Brief 1: In the rows, copy out the lines from the one containing "- data-label: 24.61: [1141, 226, 1218, 257]" through the one containing "- data-label: 20.76: [541, 605, 618, 636]", with both of those lines included, keeping each line unchanged.
>> Start Page excerpt
In addition, the meter-out valve control section 140 in the present embodiment reduces the target opening area of the boom meter-out valve (first meter-out valve) 55a (55b) as the pressure difference between the supply pressure of the hydraulic pump 2a and the boom meter-in pressure (first meter-in pressure) increases, or reduces the target opening area of the arm meter-out valve (second meter-out valve) 65a (65b) as the pressure difference between the supply pressure and the arm meter-in pressure (second meter-in pressure) increases.

In addition, the hydraulic excavator (construction machine) 600 according to the present embodiment includes: the upper swing structure (machine body) 10; the boom 11 pivotably attached to the upper swing structure 10; the arm 12 pivotably attached to the boom 11; and the bucket 8 pivotably attached to a tip section of the arm 12, and includes: the boom cylinder (first hydraulic actuator) 5 that drives the boom 11; the arm cylinder (second hydraulic actuator) 6 that drives the arm 12; and the bucket cylinder (second hydraulic actuator) that drives the bucket 8.
>> End Page excerpt
>> Start Entries shown
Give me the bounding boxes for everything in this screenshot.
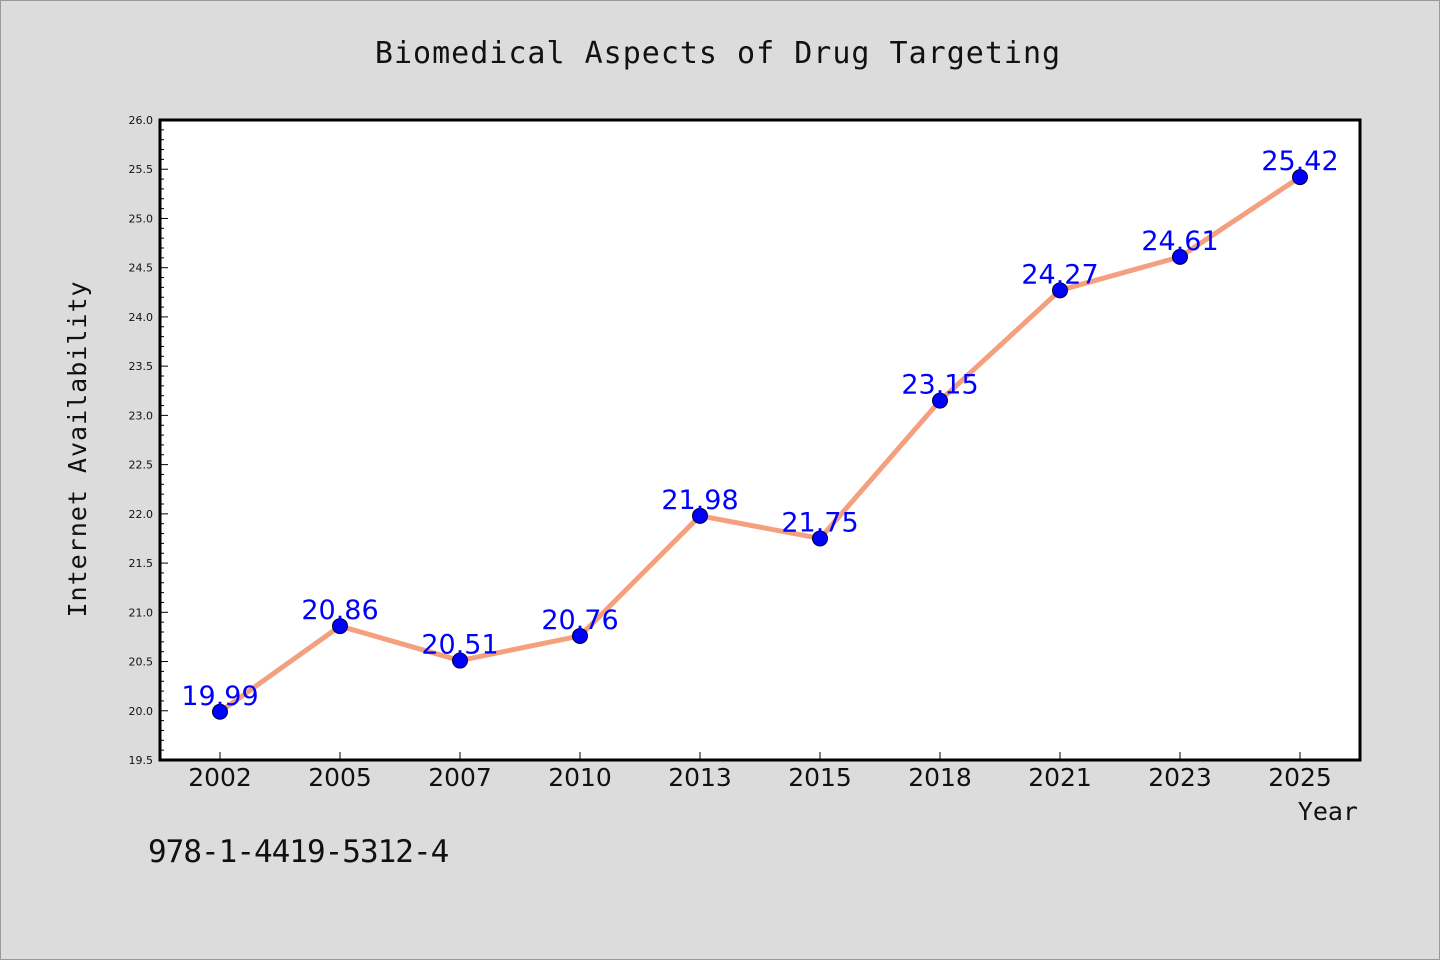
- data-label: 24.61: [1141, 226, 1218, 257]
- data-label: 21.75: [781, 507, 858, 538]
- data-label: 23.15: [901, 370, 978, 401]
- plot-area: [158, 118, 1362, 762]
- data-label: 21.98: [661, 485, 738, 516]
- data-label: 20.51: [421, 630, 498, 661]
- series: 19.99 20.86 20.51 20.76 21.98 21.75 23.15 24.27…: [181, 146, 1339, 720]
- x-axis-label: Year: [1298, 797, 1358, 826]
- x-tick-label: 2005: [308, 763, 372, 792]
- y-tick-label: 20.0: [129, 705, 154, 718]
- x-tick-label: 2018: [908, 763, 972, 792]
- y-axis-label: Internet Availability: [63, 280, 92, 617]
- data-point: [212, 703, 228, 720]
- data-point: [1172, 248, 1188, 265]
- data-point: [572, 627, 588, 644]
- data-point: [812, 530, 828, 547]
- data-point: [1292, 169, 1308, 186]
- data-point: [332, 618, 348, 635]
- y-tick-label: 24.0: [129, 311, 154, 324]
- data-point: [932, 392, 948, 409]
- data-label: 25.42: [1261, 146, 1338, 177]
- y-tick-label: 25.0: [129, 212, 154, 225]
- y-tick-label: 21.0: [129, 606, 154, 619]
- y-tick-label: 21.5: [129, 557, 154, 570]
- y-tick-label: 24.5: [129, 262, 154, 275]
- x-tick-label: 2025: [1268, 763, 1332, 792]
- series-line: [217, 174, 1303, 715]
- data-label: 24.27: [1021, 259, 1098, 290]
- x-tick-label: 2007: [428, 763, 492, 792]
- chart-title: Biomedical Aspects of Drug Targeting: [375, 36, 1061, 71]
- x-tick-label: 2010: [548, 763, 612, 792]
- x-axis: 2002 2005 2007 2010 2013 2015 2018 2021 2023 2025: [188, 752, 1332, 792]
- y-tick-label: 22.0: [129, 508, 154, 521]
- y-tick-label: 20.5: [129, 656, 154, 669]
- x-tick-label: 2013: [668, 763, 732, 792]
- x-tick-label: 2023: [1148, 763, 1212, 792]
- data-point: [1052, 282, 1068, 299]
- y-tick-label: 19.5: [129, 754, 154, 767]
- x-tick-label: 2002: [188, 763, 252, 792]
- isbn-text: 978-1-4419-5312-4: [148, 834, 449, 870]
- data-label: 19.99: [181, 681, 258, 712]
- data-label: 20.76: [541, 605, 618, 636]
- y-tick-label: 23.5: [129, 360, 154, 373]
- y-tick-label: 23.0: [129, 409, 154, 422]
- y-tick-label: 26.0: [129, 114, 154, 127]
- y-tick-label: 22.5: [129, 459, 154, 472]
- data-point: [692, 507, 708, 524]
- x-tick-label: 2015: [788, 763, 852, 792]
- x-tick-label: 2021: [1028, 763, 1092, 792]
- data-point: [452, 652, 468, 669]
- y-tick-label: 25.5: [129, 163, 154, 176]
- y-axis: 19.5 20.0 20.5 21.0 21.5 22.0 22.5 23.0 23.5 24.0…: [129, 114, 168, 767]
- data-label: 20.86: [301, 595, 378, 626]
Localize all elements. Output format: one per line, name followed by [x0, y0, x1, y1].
>> End Entries shown
Brief 2: In the excavator passage, what change makes the meter-out valve control section reduce the target opening area of the boom meter-out valve?

Task output 1:
- data-label: 24.61: [1141, 226, 1218, 257]
- data-label: 21.75: [781, 507, 858, 538]
- data-label: 23.15: [901, 370, 978, 401]
- plot-area: [158, 118, 1362, 762]
- data-label: 21.98: [661, 485, 738, 516]
- data-label: 20.51: [421, 630, 498, 661]
- series: 19.99 20.86 20.51 20.76 21.98 21.75 23.15 24.27…: [181, 146, 1339, 720]
- x-axis-label: Year: [1298, 797, 1358, 826]
- x-tick-label: 2005: [308, 763, 372, 792]
- y-tick-label: 20.0: [129, 705, 154, 718]
- x-tick-label: 2018: [908, 763, 972, 792]
- y-axis-label: Internet Availability: [63, 280, 92, 617]
- data-point: [212, 703, 228, 720]
- data-point: [1172, 248, 1188, 265]
- data-point: [572, 627, 588, 644]
- data-point: [812, 530, 828, 547]
- data-point: [1292, 169, 1308, 186]
- data-point: [332, 618, 348, 635]
- y-tick-label: 24.0: [129, 311, 154, 324]
- data-point: [932, 392, 948, 409]
- data-label: 25.42: [1261, 146, 1338, 177]
- y-tick-label: 25.0: [129, 212, 154, 225]
- y-tick-label: 21.0: [129, 606, 154, 619]
- y-tick-label: 21.5: [129, 557, 154, 570]
- y-tick-label: 24.5: [129, 262, 154, 275]
- x-tick-label: 2025: [1268, 763, 1332, 792]
- series-line: [217, 174, 1303, 715]
- data-label: 24.27: [1021, 259, 1098, 290]
- x-tick-label: 2007: [428, 763, 492, 792]
- chart-title: Biomedical Aspects of Drug Targeting: [375, 36, 1061, 71]
- x-tick-label: 2010: [548, 763, 612, 792]
- x-axis: 2002 2005 2007 2010 2013 2015 2018 2021 2023 2025: [188, 752, 1332, 792]
- y-tick-label: 22.0: [129, 508, 154, 521]
- y-tick-label: 20.5: [129, 656, 154, 669]
- x-tick-label: 2013: [668, 763, 732, 792]
- x-tick-label: 2023: [1148, 763, 1212, 792]
- data-point: [1052, 282, 1068, 299]
- y-tick-label: 19.5: [129, 754, 154, 767]
- x-tick-label: 2002: [188, 763, 252, 792]
- isbn-text: 978-1-4419-5312-4: [148, 834, 449, 870]
- data-label: 19.99: [181, 681, 258, 712]
- data-label: 20.76: [541, 605, 618, 636]

Task output 2: It reduces that opening area as the pressure difference increases between the supply pressure of the hydraulic pump 2a and the boom meter-in pressure.